▶ _EXERCISE DETAILS_
Copy the data precisely, character for character, and leave out every picture.

Dataset items:
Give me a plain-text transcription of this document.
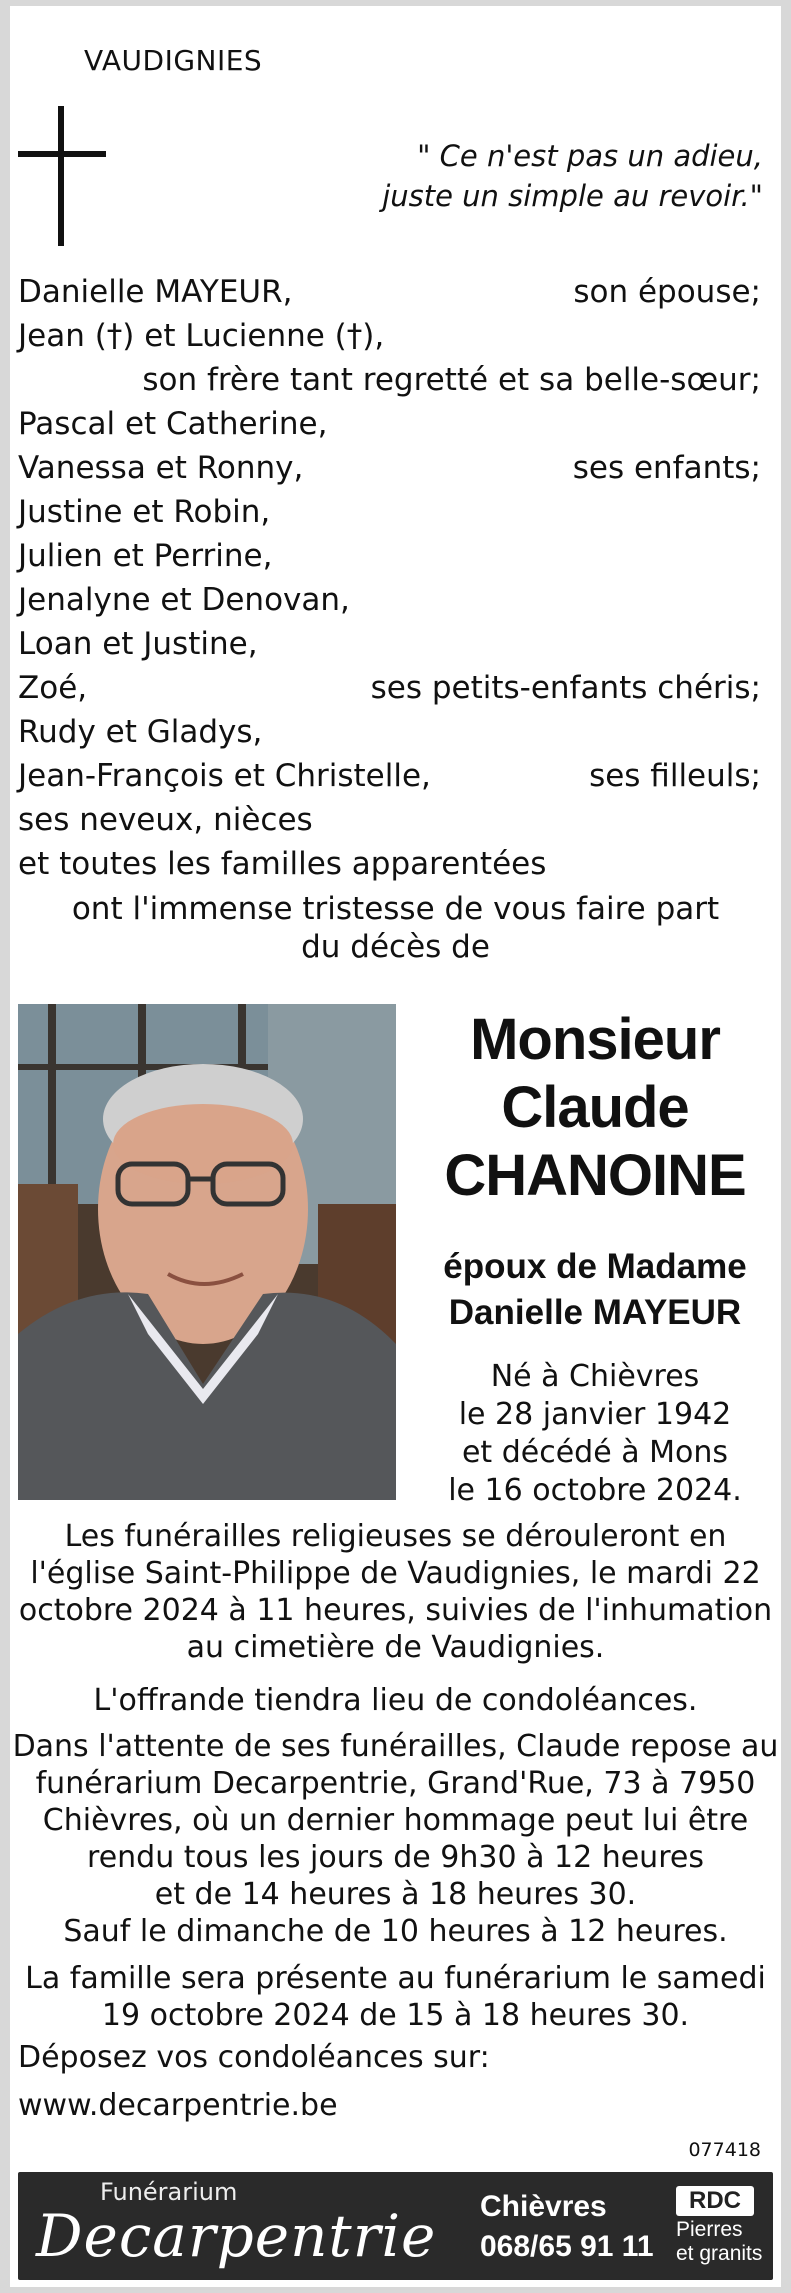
VAUDIGNIES
" Ce n'est pas un adieu,
juste un simple au revoir."
Danielle MAYEUR,	son épouse;
Jean (†) et Lucienne (†),
son frère tant regretté et sa belle-sœur;
Pascal et Catherine,
Vanessa et Ronny,	ses enfants;
Justine et Robin,
Julien et Perrine,
Jenalyne et Denovan,
Loan et Justine,
Zoé,	ses petits-enfants chéris;
Rudy et Gladys,
Jean-François et Christelle,	ses filleuls;
ses neveux, nièces
et toutes les familles apparentées
ont l'immense tristesse de vous faire part
du décès de
Monsieur
Claude
CHANOINE
époux de Madame
Danielle MAYEUR
Né à Chièvres
le 28 janvier 1942
et décédé à Mons
le 16 octobre 2024.
Les funérailles religieuses se dérouleront en
l'église Saint-Philippe de Vaudignies, le mardi 22
octobre 2024 à 11 heures, suivies de l'inhumation
au cimetière de Vaudignies.
L'offrande tiendra lieu de condoléances.
Dans l'attente de ses funérailles, Claude repose au
funérarium Decarpentrie, Grand'Rue, 73 à 7950
Chièvres, où un dernier hommage peut lui être
rendu tous les jours de 9h30 à 12 heures
et de 14 heures à 18 heures 30.
Sauf le dimanche de 10 heures à 12 heures.
La famille sera présente au funérarium le samedi
19 octobre 2024 de 15 à 18 heures 30.
Déposez vos condoléances sur:
www.decarpentrie.be
077418
Funérarium
Decarpentrie Chièvres
068/65 91 11
RDC
Pierres
et granits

▶ _RESULT_
Give me a plain-text transcription of this document.
VAUDIGNIES
" Ce n'est pas un adieu,
juste un simple au revoir."
Danielle MAYEUR,	son épouse;
Jean (†) et Lucienne (†),
son frère tant regretté et sa belle-sœur;
Pascal et Catherine,
Vanessa et Ronny,	ses enfants;
Justine et Robin,
Julien et Perrine,
Jenalyne et Denovan,
Loan et Justine,
Zoé,	ses petits-enfants chéris;
Rudy et Gladys,
Jean-François et Christelle,	ses filleuls;
ses neveux, nièces
et toutes les familles apparentées
ont l'immense tristesse de vous faire part
du décès de
Monsieur
Claude
CHANOINE
époux de Madame
Danielle MAYEUR
Né à Chièvres
le 28 janvier 1942
et décédé à Mons
le 16 octobre 2024.
Les funérailles religieuses se dérouleront en
l'église Saint-Philippe de Vaudignies, le mardi 22
octobre 2024 à 11 heures, suivies de l'inhumation
au cimetière de Vaudignies.
L'offrande tiendra lieu de condoléances.
Dans l'attente de ses funérailles, Claude repose au
funérarium Decarpentrie, Grand'Rue, 73 à 7950
Chièvres, où un dernier hommage peut lui être
rendu tous les jours de 9h30 à 12 heures
et de 14 heures à 18 heures 30.
Sauf le dimanche de 10 heures à 12 heures.
La famille sera présente au funérarium le samedi
19 octobre 2024 de 15 à 18 heures 30.
Déposez vos condoléances sur:
www.decarpentrie.be
077418
Funérarium
Decarpentrie Chièvres
068/65 91 11
RDC
Pierres
et granits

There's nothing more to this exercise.